* Begin Exercise materials *

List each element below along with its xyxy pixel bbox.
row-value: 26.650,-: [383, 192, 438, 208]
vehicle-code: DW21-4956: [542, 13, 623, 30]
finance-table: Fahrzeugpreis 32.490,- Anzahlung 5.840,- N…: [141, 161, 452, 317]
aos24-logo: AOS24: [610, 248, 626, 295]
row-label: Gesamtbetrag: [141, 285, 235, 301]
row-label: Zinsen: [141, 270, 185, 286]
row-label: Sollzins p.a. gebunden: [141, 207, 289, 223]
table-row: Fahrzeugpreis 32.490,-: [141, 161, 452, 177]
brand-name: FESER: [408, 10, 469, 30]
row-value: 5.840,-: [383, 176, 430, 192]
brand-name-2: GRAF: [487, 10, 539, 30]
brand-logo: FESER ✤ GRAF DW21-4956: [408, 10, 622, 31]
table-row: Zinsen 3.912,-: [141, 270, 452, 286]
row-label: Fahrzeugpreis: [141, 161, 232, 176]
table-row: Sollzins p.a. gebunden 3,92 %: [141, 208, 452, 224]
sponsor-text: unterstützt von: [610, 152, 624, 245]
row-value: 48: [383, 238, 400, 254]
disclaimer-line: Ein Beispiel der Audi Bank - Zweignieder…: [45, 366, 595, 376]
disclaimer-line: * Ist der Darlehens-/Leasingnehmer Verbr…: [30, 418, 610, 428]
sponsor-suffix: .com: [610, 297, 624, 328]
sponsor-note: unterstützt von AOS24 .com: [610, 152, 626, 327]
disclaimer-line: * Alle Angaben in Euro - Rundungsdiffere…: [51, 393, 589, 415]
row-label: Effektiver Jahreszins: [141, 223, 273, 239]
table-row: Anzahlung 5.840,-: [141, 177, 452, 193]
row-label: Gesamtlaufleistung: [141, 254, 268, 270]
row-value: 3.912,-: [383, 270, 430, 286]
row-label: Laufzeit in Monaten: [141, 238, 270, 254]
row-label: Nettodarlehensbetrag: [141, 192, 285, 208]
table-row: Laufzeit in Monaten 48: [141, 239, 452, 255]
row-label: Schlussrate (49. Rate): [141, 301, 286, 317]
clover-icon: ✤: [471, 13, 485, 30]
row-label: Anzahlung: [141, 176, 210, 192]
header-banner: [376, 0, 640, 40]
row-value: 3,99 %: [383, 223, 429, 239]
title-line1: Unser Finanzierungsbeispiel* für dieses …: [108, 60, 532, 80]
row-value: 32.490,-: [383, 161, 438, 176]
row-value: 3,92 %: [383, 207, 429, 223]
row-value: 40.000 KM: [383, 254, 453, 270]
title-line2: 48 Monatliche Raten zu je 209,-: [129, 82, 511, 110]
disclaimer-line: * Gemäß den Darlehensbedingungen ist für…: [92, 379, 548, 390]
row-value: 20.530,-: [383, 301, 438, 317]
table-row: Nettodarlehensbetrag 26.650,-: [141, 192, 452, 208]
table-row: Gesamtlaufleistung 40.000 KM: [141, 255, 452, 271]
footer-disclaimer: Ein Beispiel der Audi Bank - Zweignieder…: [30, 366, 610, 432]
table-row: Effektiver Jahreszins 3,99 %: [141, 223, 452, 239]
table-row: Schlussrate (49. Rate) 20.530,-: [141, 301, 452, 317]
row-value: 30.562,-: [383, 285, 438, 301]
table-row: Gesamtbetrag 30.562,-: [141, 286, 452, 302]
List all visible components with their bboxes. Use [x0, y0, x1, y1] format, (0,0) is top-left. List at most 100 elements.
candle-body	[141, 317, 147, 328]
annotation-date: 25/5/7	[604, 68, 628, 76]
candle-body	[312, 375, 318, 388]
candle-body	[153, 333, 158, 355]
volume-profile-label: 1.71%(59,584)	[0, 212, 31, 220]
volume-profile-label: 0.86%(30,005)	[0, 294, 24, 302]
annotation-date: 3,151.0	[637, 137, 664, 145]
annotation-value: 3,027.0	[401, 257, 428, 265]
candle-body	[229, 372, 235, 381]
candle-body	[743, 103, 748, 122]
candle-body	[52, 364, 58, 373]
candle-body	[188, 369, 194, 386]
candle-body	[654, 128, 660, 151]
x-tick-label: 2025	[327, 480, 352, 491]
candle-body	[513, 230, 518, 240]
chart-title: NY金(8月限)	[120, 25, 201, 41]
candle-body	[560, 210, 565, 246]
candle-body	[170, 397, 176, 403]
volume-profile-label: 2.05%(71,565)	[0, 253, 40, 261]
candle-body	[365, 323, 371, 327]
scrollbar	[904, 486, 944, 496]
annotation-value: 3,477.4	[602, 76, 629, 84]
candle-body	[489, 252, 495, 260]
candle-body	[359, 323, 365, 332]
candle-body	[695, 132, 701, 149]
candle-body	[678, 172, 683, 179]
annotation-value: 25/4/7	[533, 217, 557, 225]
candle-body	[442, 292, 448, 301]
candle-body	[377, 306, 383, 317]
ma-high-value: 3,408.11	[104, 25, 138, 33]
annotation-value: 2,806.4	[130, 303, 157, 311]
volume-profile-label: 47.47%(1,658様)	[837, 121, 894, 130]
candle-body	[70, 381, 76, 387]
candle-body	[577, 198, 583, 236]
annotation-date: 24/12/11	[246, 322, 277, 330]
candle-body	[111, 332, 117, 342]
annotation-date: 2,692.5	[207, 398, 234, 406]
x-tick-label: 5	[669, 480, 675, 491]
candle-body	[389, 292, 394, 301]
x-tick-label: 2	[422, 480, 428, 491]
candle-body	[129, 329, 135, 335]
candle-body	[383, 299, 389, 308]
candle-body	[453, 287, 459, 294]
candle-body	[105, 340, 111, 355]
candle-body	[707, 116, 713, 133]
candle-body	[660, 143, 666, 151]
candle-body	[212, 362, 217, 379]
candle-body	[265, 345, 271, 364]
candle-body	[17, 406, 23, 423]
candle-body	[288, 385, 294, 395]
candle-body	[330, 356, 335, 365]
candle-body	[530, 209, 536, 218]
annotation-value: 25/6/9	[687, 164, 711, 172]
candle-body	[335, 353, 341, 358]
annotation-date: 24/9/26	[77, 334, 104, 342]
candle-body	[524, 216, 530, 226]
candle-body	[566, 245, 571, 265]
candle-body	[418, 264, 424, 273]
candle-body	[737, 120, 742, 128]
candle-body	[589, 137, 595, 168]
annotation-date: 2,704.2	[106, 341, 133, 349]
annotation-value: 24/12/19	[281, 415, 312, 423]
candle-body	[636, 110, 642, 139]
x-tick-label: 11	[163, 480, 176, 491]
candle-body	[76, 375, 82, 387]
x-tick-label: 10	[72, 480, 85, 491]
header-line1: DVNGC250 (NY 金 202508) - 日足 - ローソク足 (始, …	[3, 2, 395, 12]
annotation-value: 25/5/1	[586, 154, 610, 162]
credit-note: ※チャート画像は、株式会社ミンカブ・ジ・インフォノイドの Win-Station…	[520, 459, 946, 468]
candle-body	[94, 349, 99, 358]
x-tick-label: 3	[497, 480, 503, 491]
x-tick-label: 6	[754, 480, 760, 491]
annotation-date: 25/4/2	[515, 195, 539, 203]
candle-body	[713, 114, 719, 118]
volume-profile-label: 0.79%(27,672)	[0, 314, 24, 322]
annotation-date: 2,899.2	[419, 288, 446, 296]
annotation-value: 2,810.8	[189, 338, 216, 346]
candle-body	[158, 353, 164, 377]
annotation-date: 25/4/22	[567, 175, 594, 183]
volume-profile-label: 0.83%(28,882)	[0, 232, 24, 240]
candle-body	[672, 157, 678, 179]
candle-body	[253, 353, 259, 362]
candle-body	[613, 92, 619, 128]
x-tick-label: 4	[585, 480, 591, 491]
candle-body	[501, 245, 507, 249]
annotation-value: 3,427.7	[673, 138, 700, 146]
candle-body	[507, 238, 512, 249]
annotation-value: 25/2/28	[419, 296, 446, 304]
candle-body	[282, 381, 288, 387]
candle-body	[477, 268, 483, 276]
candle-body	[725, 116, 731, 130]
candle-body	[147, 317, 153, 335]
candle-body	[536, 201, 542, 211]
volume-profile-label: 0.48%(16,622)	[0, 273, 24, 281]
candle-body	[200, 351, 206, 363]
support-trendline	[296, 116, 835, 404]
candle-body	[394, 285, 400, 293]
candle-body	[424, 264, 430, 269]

* End Exercise materials *

Prompt — Copy the records from their first line through the line containing "disclaimer-line: Ein Beispiel", both included, and replace every "row-label" with "field-label", leaving everything else the same. Give only those lines.

Solution to this task —
List each element below along with its xyxy pixel bbox.
row-value: 26.650,-: [383, 192, 438, 208]
vehicle-code: DW21-4956: [542, 13, 623, 30]
finance-table: Fahrzeugpreis 32.490,- Anzahlung 5.840,- N…: [141, 161, 452, 317]
aos24-logo: AOS24: [610, 248, 626, 295]
field-label: Gesamtbetrag: [141, 285, 235, 301]
field-label: Zinsen: [141, 270, 185, 286]
field-label: Sollzins p.a. gebunden: [141, 207, 289, 223]
table-row: Fahrzeugpreis 32.490,-: [141, 161, 452, 177]
brand-name: FESER: [408, 10, 469, 30]
row-value: 5.840,-: [383, 176, 430, 192]
brand-name-2: GRAF: [487, 10, 539, 30]
brand-logo: FESER ✤ GRAF DW21-4956: [408, 10, 622, 31]
table-row: Zinsen 3.912,-: [141, 270, 452, 286]
field-label: Fahrzeugpreis: [141, 161, 232, 176]
table-row: Sollzins p.a. gebunden 3,92 %: [141, 208, 452, 224]
sponsor-text: unterstützt von: [610, 152, 624, 245]
row-value: 48: [383, 238, 400, 254]
disclaimer-line: Ein Beispiel der Audi Bank - Zweignieder…: [45, 366, 595, 376]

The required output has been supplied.